_AUFGABE:_
Geben Sie die Zeilen von der Zeile mit „Output each element“ bis zur Zeile mit „- download-app-label: DESCARGAR“ wortgetreu wieder, beide Grenzzeilen eingeschlossen. Lassen Sie die Bilder in der Antwort weg.

---------- DATENSÄTZE ----------

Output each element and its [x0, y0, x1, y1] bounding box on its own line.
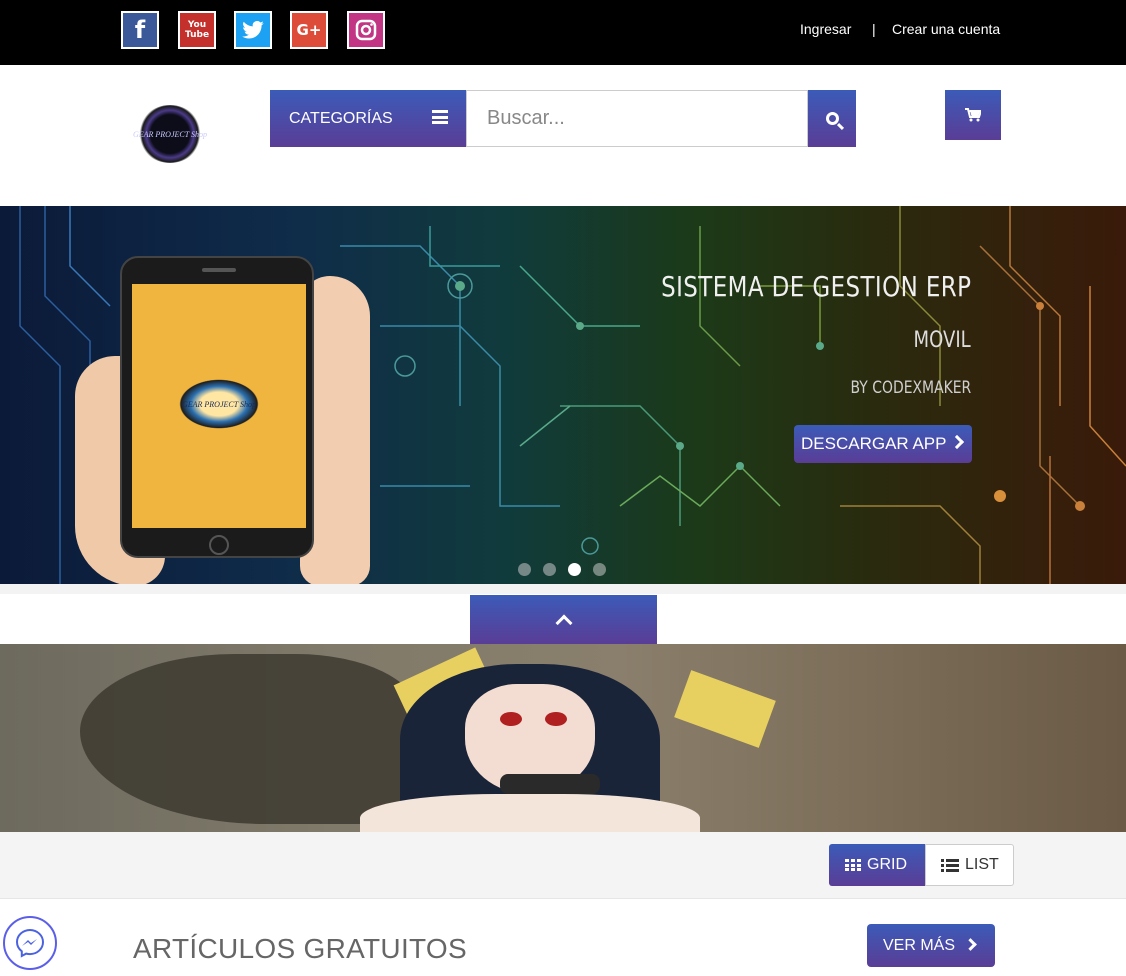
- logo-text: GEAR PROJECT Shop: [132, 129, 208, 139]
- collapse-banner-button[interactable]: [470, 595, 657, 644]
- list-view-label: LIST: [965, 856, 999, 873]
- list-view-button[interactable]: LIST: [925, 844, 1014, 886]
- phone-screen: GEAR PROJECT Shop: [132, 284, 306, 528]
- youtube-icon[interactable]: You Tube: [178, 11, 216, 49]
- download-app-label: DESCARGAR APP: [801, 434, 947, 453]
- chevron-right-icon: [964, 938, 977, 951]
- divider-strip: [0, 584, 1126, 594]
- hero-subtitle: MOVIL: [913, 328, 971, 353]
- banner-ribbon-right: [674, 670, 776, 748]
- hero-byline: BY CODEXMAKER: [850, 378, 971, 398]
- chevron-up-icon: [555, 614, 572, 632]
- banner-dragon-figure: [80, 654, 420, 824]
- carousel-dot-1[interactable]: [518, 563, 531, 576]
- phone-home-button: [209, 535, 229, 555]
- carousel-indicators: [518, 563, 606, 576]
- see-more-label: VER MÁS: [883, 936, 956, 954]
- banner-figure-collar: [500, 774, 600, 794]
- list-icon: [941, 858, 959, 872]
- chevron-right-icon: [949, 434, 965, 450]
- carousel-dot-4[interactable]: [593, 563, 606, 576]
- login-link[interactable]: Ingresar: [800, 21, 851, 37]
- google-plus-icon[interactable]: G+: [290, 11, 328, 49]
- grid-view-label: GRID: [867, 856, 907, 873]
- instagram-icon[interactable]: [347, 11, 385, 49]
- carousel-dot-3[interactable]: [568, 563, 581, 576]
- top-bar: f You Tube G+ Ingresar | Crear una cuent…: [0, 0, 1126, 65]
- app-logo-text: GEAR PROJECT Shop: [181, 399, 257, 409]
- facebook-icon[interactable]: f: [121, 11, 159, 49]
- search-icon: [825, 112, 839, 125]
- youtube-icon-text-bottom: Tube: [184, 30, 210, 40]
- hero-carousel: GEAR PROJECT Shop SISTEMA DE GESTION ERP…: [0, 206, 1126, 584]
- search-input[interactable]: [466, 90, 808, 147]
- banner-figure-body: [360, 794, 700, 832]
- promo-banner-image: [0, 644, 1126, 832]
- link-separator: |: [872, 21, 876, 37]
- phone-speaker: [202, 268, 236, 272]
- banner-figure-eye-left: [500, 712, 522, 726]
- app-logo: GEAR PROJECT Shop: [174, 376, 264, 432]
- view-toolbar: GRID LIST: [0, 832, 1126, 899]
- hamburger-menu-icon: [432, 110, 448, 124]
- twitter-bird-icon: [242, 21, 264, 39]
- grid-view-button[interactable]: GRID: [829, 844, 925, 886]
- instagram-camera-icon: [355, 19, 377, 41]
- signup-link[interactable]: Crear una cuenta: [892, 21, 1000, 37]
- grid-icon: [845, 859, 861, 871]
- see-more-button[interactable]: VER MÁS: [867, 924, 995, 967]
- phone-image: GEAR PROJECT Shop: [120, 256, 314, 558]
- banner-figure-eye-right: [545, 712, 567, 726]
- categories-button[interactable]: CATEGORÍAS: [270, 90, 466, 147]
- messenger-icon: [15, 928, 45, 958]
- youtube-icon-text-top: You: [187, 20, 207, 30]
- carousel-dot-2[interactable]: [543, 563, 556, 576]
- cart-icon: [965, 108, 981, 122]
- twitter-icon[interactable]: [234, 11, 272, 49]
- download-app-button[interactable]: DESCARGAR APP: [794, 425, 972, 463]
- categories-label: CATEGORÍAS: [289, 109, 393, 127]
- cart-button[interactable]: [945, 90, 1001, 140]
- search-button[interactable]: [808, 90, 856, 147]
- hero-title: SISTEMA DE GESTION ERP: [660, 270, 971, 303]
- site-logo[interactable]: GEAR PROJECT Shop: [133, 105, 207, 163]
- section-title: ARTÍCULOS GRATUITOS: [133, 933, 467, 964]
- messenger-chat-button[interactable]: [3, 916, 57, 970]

----------
---------- DATENSÄTZE ----------

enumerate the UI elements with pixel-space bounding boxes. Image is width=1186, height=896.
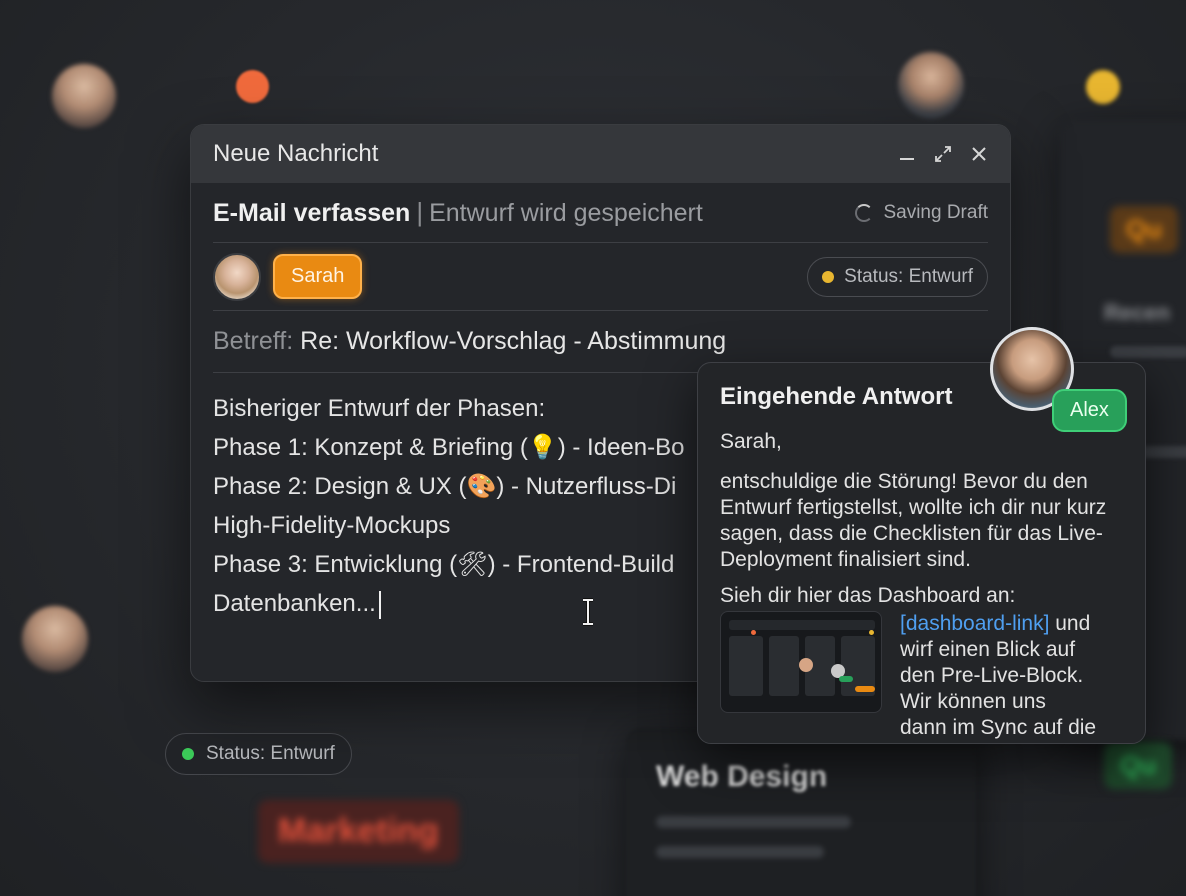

----------

_LÖSUNG:_
Output each element and its [x0, y0, x1, y1] bounding box on its own line.
- logo-text: GEAR PROJECT Shop: [132, 129, 208, 139]
- collapse-banner-button[interactable]: [470, 595, 657, 644]
- list-view-label: LIST: [965, 856, 999, 873]
- list-view-button[interactable]: LIST: [925, 844, 1014, 886]
- phone-screen: GEAR PROJECT Shop: [132, 284, 306, 528]
- youtube-icon[interactable]: You Tube: [178, 11, 216, 49]
- download-app-label: DESCARGAR APP: [801, 434, 947, 453]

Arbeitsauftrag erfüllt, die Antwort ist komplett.